[Given task]
Copy each line of the data below with the word "group".

[Input]
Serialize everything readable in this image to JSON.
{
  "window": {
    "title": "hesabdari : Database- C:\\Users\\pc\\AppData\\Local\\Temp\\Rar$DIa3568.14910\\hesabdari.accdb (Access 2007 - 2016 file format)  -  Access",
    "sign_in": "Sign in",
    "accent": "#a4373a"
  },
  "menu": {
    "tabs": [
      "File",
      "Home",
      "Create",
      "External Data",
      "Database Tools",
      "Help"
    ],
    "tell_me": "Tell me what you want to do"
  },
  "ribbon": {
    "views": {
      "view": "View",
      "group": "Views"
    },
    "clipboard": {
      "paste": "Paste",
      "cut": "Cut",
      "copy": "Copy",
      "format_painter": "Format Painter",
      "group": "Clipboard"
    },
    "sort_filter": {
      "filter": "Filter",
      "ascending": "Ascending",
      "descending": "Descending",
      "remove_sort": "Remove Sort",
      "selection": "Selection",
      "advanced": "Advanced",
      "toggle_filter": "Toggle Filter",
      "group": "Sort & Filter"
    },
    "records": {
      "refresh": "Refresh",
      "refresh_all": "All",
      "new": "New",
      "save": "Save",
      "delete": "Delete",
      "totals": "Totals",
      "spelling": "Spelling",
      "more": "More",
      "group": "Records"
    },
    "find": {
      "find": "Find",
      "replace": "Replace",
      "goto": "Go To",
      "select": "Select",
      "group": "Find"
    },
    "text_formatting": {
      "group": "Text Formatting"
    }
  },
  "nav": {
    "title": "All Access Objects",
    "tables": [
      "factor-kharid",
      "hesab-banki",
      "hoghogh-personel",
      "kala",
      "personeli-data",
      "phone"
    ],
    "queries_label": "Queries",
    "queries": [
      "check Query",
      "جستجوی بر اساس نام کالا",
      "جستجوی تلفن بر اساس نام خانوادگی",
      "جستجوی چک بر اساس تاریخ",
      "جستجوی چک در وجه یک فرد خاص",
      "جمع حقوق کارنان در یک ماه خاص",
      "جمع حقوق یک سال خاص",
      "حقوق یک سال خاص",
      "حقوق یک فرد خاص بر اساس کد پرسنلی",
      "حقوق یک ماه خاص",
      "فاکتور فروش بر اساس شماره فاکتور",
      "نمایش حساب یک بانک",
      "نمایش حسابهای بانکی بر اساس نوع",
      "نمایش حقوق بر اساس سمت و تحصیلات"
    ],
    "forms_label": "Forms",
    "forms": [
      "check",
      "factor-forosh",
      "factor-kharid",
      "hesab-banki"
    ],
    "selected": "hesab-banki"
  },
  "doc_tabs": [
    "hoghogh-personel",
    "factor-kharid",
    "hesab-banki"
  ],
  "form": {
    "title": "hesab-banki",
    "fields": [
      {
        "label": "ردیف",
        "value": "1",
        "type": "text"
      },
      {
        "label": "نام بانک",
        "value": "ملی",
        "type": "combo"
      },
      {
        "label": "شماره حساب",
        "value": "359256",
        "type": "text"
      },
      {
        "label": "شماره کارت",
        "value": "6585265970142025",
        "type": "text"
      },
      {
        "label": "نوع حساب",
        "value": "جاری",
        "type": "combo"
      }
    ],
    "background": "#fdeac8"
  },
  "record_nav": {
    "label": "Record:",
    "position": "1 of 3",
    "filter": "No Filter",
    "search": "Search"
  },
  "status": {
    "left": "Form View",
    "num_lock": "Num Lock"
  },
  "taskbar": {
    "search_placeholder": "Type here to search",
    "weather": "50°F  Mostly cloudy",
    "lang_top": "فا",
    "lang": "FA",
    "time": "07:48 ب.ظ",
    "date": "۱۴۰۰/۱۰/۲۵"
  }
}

[Full output]
      "group": "Views"
      "group": "Clipboard"
      "group": "Sort & Filter"
      "group": "Records"
      "group": "Find"
      "group": "Text Formatting"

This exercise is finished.